§ PROVIDED ENTRIES
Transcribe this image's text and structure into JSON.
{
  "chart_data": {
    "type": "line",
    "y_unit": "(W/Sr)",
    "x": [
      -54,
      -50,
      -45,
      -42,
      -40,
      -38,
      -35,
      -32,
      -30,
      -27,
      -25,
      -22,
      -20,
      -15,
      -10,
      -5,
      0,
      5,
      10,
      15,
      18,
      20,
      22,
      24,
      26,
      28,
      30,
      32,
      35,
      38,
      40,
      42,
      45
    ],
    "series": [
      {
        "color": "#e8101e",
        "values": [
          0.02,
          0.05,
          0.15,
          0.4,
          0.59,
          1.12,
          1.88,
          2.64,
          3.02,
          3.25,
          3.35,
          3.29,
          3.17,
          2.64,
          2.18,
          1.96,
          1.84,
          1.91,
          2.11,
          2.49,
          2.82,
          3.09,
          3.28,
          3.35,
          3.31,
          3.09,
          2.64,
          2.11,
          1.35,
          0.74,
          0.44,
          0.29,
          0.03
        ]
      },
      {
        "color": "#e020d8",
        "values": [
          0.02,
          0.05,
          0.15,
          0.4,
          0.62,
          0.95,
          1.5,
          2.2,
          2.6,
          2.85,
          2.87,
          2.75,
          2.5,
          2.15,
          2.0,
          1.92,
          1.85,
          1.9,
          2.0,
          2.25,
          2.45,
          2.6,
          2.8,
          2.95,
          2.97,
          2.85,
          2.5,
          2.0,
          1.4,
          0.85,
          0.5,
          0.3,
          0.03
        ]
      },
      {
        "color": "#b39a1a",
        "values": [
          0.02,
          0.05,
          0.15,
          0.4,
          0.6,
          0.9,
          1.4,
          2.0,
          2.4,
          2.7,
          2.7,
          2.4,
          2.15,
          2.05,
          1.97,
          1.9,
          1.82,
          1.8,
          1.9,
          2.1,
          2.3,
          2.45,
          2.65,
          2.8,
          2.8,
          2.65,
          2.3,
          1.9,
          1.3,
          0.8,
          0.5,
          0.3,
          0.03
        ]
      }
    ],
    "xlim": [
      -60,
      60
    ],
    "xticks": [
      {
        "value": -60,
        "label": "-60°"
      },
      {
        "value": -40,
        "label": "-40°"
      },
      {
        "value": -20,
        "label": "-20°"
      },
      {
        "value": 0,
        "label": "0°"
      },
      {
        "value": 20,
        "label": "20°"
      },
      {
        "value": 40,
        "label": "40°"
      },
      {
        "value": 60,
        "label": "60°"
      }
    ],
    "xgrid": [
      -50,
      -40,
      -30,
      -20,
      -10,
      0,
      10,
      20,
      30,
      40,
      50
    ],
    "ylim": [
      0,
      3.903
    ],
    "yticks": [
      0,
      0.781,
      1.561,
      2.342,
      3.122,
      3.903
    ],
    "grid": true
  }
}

§ STATED EXERCISE
Each entry is to be returned in full, character for character.

§ RESULT FOR THIS EXERCISE
Transcribe this image's text and structure into JSON.
{
  "chart_data": {
    "type": "line",
    "y_unit": "(W/Sr)",
    "x": [
      -54,
      -50,
      -45,
      -42,
      -40,
      -38,
      -35,
      -32,
      -30,
      -27,
      -25,
      -22,
      -20,
      -15,
      -10,
      -5,
      0,
      5,
      10,
      15,
      18,
      20,
      22,
      24,
      26,
      28,
      30,
      32,
      35,
      38,
      40,
      42,
      45
    ],
    "series": [
      {
        "color": "#e8101e",
        "values": [
          0.02,
          0.05,
          0.15,
          0.4,
          0.59,
          1.12,
          1.88,
          2.64,
          3.02,
          3.25,
          3.35,
          3.29,
          3.17,
          2.64,
          2.18,
          1.96,
          1.84,
          1.91,
          2.11,
          2.49,
          2.82,
          3.09,
          3.28,
          3.35,
          3.31,
          3.09,
          2.64,
          2.11,
          1.35,
          0.74,
          0.44,
          0.29,
          0.03
        ]
      },
      {
        "color": "#e020d8",
        "values": [
          0.02,
          0.05,
          0.15,
          0.4,
          0.62,
          0.95,
          1.5,
          2.2,
          2.6,
          2.85,
          2.87,
          2.75,
          2.5,
          2.15,
          2.0,
          1.92,
          1.85,
          1.9,
          2.0,
          2.25,
          2.45,
          2.6,
          2.8,
          2.95,
          2.97,
          2.85,
          2.5,
          2.0,
          1.4,
          0.85,
          0.5,
          0.3,
          0.03
        ]
      },
      {
        "color": "#b39a1a",
        "values": [
          0.02,
          0.05,
          0.15,
          0.4,
          0.6,
          0.9,
          1.4,
          2.0,
          2.4,
          2.7,
          2.7,
          2.4,
          2.15,
          2.05,
          1.97,
          1.9,
          1.82,
          1.8,
          1.9,
          2.1,
          2.3,
          2.45,
          2.65,
          2.8,
          2.8,
          2.65,
          2.3,
          1.9,
          1.3,
          0.8,
          0.5,
          0.3,
          0.03
        ]
      }
    ],
    "xlim": [
      -60,
      60
    ],
    "xticks": [
      {
        "value": -60,
        "label": "-60°"
      },
      {
        "value": -40,
        "label": "-40°"
      },
      {
        "value": -20,
        "label": "-20°"
      },
      {
        "value": 0,
        "label": "0°"
      },
      {
        "value": 20,
        "label": "20°"
      },
      {
        "value": 40,
        "label": "40°"
      },
      {
        "value": 60,
        "label": "60°"
      }
    ],
    "xgrid": [
      -50,
      -40,
      -30,
      -20,
      -10,
      0,
      10,
      20,
      30,
      40,
      50
    ],
    "ylim": [
      0,
      3.903
    ],
    "yticks": [
      0,
      0.781,
      1.561,
      2.342,
      3.122,
      3.903
    ],
    "grid": true
  }
}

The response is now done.